■ Prompt: Filter the records for lines holding the string "content".

---------- Records supplied

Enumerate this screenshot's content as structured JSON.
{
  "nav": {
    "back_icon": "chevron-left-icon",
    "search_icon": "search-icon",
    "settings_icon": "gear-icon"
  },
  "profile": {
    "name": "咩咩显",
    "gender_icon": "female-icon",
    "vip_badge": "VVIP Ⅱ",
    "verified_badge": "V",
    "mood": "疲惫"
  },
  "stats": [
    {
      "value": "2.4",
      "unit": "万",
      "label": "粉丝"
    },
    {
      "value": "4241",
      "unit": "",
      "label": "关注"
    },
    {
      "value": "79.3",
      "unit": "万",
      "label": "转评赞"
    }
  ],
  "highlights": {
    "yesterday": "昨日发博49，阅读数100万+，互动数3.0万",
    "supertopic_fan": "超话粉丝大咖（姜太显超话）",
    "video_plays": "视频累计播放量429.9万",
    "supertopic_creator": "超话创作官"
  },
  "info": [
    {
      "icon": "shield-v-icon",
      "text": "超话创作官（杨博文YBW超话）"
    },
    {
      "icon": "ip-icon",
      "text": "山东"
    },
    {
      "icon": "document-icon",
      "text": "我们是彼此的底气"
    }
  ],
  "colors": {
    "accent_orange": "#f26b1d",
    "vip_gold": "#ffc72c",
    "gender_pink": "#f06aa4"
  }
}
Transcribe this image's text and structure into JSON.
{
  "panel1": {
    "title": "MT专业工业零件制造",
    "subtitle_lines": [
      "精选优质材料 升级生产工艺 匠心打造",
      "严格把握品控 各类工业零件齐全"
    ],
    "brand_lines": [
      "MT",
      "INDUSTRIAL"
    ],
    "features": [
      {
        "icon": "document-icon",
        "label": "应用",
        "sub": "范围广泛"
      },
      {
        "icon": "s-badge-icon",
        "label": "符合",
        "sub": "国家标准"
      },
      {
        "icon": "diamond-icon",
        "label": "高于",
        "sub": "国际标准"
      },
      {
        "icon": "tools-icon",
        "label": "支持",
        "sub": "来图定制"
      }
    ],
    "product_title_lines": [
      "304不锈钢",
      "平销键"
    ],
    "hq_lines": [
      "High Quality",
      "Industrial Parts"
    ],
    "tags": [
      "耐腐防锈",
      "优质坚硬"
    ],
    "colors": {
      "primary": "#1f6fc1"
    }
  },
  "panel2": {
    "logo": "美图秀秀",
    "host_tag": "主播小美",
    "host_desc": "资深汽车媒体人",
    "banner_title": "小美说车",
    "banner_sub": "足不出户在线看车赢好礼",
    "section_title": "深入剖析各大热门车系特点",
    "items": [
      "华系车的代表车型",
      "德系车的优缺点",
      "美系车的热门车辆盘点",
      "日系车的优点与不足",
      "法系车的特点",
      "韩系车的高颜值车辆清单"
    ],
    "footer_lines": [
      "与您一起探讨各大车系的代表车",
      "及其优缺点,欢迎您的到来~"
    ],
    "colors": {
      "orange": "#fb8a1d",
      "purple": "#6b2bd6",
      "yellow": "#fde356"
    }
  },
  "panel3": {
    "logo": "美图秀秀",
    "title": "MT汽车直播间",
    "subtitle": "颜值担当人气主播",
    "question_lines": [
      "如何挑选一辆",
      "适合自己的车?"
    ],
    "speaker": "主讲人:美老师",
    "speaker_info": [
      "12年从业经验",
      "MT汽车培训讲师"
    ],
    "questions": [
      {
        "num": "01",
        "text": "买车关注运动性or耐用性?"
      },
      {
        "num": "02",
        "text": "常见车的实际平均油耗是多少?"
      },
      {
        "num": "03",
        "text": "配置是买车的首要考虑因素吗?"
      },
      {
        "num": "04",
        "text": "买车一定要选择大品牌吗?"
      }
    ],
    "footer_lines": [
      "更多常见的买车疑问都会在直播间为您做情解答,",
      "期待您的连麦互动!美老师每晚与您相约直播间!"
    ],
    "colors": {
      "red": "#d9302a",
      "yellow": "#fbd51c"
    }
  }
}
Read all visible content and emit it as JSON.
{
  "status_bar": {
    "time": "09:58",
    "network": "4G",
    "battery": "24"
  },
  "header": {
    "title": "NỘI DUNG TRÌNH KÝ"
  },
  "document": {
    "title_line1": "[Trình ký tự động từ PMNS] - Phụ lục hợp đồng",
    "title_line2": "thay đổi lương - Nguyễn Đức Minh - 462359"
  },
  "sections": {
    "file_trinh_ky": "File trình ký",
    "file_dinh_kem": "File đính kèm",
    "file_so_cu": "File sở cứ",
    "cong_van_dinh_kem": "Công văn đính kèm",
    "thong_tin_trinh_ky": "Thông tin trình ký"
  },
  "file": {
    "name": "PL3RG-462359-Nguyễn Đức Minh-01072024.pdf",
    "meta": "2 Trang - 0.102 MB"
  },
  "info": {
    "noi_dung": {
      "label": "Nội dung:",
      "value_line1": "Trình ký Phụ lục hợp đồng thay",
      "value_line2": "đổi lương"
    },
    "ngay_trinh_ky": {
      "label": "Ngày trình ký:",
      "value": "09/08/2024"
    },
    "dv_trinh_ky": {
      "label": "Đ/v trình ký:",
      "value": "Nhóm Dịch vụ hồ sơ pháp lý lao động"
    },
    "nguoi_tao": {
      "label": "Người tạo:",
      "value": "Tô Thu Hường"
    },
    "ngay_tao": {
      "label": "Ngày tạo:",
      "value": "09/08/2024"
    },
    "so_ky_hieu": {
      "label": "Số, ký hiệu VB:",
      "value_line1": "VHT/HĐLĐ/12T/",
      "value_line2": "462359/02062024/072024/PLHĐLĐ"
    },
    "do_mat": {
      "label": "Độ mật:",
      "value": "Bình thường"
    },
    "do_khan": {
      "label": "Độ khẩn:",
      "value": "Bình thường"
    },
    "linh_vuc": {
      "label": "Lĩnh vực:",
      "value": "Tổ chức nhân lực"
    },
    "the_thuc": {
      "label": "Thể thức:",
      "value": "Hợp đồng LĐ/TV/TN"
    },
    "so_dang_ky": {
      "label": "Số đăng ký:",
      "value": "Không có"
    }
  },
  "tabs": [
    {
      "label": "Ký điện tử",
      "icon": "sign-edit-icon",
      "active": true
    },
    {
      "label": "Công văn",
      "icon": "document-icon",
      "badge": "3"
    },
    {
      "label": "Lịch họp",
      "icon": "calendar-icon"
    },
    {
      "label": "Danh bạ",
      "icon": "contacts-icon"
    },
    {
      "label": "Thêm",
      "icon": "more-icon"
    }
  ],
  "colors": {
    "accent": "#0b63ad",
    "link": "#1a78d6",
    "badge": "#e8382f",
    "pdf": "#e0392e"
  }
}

--------------------

■ Task answer:
Enumerate this screenshot's content as structured JSON.
Read all visible content and emit it as JSON.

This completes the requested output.